### INSTRUCTION
Repeat the listing in full, exactly as it stands.

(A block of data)
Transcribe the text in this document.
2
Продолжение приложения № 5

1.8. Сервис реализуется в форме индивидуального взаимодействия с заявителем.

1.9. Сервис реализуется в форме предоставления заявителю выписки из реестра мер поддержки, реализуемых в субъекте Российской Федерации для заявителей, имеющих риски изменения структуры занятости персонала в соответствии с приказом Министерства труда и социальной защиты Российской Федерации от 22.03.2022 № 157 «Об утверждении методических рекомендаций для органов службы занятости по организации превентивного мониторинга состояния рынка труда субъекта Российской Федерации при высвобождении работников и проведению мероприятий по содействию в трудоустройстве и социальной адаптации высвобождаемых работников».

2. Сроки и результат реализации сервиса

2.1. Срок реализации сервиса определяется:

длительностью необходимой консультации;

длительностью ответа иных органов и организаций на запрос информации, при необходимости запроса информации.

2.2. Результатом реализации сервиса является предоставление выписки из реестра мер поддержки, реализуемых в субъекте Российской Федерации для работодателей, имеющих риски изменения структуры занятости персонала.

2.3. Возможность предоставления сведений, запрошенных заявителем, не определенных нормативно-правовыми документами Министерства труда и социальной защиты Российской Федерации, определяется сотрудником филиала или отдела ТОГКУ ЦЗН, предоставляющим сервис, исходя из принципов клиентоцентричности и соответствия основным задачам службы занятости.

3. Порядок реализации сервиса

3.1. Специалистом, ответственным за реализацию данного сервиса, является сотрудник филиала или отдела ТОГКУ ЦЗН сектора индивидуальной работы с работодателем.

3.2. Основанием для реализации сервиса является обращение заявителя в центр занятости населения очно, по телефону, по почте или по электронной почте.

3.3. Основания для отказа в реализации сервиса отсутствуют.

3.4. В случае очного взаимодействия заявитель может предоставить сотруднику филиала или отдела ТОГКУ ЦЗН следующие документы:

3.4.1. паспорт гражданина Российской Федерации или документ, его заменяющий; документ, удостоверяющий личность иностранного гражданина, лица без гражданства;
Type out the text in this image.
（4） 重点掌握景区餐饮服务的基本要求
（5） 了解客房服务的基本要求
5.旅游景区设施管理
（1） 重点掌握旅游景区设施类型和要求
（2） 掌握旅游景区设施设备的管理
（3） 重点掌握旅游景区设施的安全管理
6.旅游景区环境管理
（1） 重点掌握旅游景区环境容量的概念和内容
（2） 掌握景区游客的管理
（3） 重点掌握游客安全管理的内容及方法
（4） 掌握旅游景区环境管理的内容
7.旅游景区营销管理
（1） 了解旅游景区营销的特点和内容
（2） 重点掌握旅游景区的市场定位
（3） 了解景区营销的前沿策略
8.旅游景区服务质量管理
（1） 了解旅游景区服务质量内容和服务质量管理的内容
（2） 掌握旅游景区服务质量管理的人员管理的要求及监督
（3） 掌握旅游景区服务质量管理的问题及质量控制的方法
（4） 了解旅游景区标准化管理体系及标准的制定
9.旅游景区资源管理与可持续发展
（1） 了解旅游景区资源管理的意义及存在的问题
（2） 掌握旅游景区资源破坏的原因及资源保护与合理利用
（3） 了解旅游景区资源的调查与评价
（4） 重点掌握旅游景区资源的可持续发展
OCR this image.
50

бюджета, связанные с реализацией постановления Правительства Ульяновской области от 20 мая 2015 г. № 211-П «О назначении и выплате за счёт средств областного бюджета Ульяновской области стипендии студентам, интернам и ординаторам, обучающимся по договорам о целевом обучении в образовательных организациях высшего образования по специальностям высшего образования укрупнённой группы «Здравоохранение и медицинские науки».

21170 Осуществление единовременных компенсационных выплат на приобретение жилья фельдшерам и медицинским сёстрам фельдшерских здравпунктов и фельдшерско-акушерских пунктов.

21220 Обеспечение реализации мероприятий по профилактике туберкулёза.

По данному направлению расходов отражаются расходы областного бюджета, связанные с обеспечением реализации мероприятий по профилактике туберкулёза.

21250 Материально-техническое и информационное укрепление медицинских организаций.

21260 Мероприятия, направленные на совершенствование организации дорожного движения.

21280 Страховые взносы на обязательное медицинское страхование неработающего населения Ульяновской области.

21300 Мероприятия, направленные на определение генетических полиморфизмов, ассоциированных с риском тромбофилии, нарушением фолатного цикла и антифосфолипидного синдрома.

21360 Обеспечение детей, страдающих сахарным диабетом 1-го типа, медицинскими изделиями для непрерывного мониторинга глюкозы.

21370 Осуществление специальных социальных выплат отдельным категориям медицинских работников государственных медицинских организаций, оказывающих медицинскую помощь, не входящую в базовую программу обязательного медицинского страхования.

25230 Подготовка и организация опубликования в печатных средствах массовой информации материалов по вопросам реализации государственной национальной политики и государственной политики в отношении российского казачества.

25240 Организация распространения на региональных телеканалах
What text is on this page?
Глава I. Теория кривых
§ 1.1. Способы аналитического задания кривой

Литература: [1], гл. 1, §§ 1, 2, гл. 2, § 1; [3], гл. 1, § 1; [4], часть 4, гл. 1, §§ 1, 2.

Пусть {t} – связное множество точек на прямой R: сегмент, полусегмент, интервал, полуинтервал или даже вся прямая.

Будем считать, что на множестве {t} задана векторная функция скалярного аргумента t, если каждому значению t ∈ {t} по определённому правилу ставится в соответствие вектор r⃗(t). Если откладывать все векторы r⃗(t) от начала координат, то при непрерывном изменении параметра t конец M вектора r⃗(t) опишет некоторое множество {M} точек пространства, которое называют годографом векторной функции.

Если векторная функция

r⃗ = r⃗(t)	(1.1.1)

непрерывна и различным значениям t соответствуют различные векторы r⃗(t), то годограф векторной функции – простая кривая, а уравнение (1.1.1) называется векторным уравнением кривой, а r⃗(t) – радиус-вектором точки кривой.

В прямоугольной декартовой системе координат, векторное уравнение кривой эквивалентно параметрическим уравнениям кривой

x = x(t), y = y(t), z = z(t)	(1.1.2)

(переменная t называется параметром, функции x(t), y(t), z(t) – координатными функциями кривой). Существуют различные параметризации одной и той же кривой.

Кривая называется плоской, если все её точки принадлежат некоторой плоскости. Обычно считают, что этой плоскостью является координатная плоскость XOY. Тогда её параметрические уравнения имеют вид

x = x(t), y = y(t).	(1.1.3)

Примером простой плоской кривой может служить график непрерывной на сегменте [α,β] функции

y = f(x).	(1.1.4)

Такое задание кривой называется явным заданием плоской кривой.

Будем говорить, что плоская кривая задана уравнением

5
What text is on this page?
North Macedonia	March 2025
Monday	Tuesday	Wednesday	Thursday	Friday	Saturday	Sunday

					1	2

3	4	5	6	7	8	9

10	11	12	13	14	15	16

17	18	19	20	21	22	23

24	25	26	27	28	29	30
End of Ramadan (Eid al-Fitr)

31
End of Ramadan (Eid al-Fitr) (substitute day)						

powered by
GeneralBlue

### REPLY TO THE TASK
Transcribe the text in this document.
2
Продолжение приложения № 5

1.8. Сервис реализуется в форме индивидуального взаимодействия с заявителем.

1.9. Сервис реализуется в форме предоставления заявителю выписки из реестра мер поддержки, реализуемых в субъекте Российской Федерации для заявителей, имеющих риски изменения структуры занятости персонала в соответствии с приказом Министерства труда и социальной защиты Российской Федерации от 22.03.2022 № 157 «Об утверждении методических рекомендаций для органов службы занятости по организации превентивного мониторинга состояния рынка труда субъекта Российской Федерации при высвобождении работников и проведению мероприятий по содействию в трудоустройстве и социальной адаптации высвобождаемых работников».

2. Сроки и результат реализации сервиса

2.1. Срок реализации сервиса определяется:

длительностью необходимой консультации;

длительностью ответа иных органов и организаций на запрос информации, при необходимости запроса информации.

2.2. Результатом реализации сервиса является предоставление выписки из реестра мер поддержки, реализуемых в субъекте Российской Федерации для работодателей, имеющих риски изменения структуры занятости персонала.

2.3. Возможность предоставления сведений, запрошенных заявителем, не определенных нормативно-правовыми документами Министерства труда и социальной защиты Российской Федерации, определяется сотрудником филиала или отдела ТОГКУ ЦЗН, предоставляющим сервис, исходя из принципов клиентоцентричности и соответствия основным задачам службы занятости.

3. Порядок реализации сервиса

3.1. Специалистом, ответственным за реализацию данного сервиса, является сотрудник филиала или отдела ТОГКУ ЦЗН сектора индивидуальной работы с работодателем.

3.2. Основанием для реализации сервиса является обращение заявителя в центр занятости населения очно, по телефону, по почте или по электронной почте.

3.3. Основания для отказа в реализации сервиса отсутствуют.

3.4. В случае очного взаимодействия заявитель может предоставить сотруднику филиала или отдела ТОГКУ ЦЗН следующие документы:

3.4.1. паспорт гражданина Российской Федерации или документ, его заменяющий; документ, удостоверяющий личность иностранного гражданина, лица без гражданства;
Type out the text in this image.
（4） 重点掌握景区餐饮服务的基本要求
（5） 了解客房服务的基本要求
5.旅游景区设施管理
（1） 重点掌握旅游景区设施类型和要求
（2） 掌握旅游景区设施设备的管理
（3） 重点掌握旅游景区设施的安全管理
6.旅游景区环境管理
（1） 重点掌握旅游景区环境容量的概念和内容
（2） 掌握景区游客的管理
（3） 重点掌握游客安全管理的内容及方法
（4） 掌握旅游景区环境管理的内容
7.旅游景区营销管理
（1） 了解旅游景区营销的特点和内容
（2） 重点掌握旅游景区的市场定位
（3） 了解景区营销的前沿策略
8.旅游景区服务质量管理
（1） 了解旅游景区服务质量内容和服务质量管理的内容
（2） 掌握旅游景区服务质量管理的人员管理的要求及监督
（3） 掌握旅游景区服务质量管理的问题及质量控制的方法
（4） 了解旅游景区标准化管理体系及标准的制定
9.旅游景区资源管理与可持续发展
（1） 了解旅游景区资源管理的意义及存在的问题
（2） 掌握旅游景区资源破坏的原因及资源保护与合理利用
（3） 了解旅游景区资源的调查与评价
（4） 重点掌握旅游景区资源的可持续发展
OCR this image.
50

бюджета, связанные с реализацией постановления Правительства Ульяновской области от 20 мая 2015 г. № 211-П «О назначении и выплате за счёт средств областного бюджета Ульяновской области стипендии студентам, интернам и ординаторам, обучающимся по договорам о целевом обучении в образовательных организациях высшего образования по специальностям высшего образования укрупнённой группы «Здравоохранение и медицинские науки».

21170 Осуществление единовременных компенсационных выплат на приобретение жилья фельдшерам и медицинским сёстрам фельдшерских здравпунктов и фельдшерско-акушерских пунктов.

21220 Обеспечение реализации мероприятий по профилактике туберкулёза.

По данному направлению расходов отражаются расходы областного бюджета, связанные с обеспечением реализации мероприятий по профилактике туберкулёза.

21250 Материально-техническое и информационное укрепление медицинских организаций.

21260 Мероприятия, направленные на совершенствование организации дорожного движения.

21280 Страховые взносы на обязательное медицинское страхование неработающего населения Ульяновской области.

21300 Мероприятия, направленные на определение генетических полиморфизмов, ассоциированных с риском тромбофилии, нарушением фолатного цикла и антифосфолипидного синдрома.

21360 Обеспечение детей, страдающих сахарным диабетом 1-го типа, медицинскими изделиями для непрерывного мониторинга глюкозы.

21370 Осуществление специальных социальных выплат отдельным категориям медицинских работников государственных медицинских организаций, оказывающих медицинскую помощь, не входящую в базовую программу обязательного медицинского страхования.

25230 Подготовка и организация опубликования в печатных средствах массовой информации материалов по вопросам реализации государственной национальной политики и государственной политики в отношении российского казачества.

25240 Организация распространения на региональных телеканалах
What text is on this page?
Глава I. Теория кривых
§ 1.1. Способы аналитического задания кривой

Литература: [1], гл. 1, §§ 1, 2, гл. 2, § 1; [3], гл. 1, § 1; [4], часть 4, гл. 1, §§ 1, 2.

Пусть {t} – связное множество точек на прямой R: сегмент, полусегмент, интервал, полуинтервал или даже вся прямая.

Будем считать, что на множестве {t} задана векторная функция скалярного аргумента t, если каждому значению t ∈ {t} по определённому правилу ставится в соответствие вектор r⃗(t). Если откладывать все векторы r⃗(t) от начала координат, то при непрерывном изменении параметра t конец M вектора r⃗(t) опишет некоторое множество {M} точек пространства, которое называют годографом векторной функции.

Если векторная функция

r⃗ = r⃗(t)	(1.1.1)

непрерывна и различным значениям t соответствуют различные векторы r⃗(t), то годограф векторной функции – простая кривая, а уравнение (1.1.1) называется векторным уравнением кривой, а r⃗(t) – радиус-вектором точки кривой.

В прямоугольной декартовой системе координат, векторное уравнение кривой эквивалентно параметрическим уравнениям кривой

x = x(t), y = y(t), z = z(t)	(1.1.2)

(переменная t называется параметром, функции x(t), y(t), z(t) – координатными функциями кривой). Существуют различные параметризации одной и той же кривой.

Кривая называется плоской, если все её точки принадлежат некоторой плоскости. Обычно считают, что этой плоскостью является координатная плоскость XOY. Тогда её параметрические уравнения имеют вид

x = x(t), y = y(t).	(1.1.3)

Примером простой плоской кривой может служить график непрерывной на сегменте [α,β] функции

y = f(x).	(1.1.4)

Такое задание кривой называется явным заданием плоской кривой.

Будем говорить, что плоская кривая задана уравнением

5
What text is on this page?
North Macedonia	March 2025
Monday	Tuesday	Wednesday	Thursday	Friday	Saturday	Sunday

					1	2

3	4	5	6	7	8	9

10	11	12	13	14	15	16

17	18	19	20	21	22	23

24	25	26	27	28	29	30
End of Ramadan (Eid al-Fitr)

31
End of Ramadan (Eid al-Fitr) (substitute day)						

powered by
GeneralBlue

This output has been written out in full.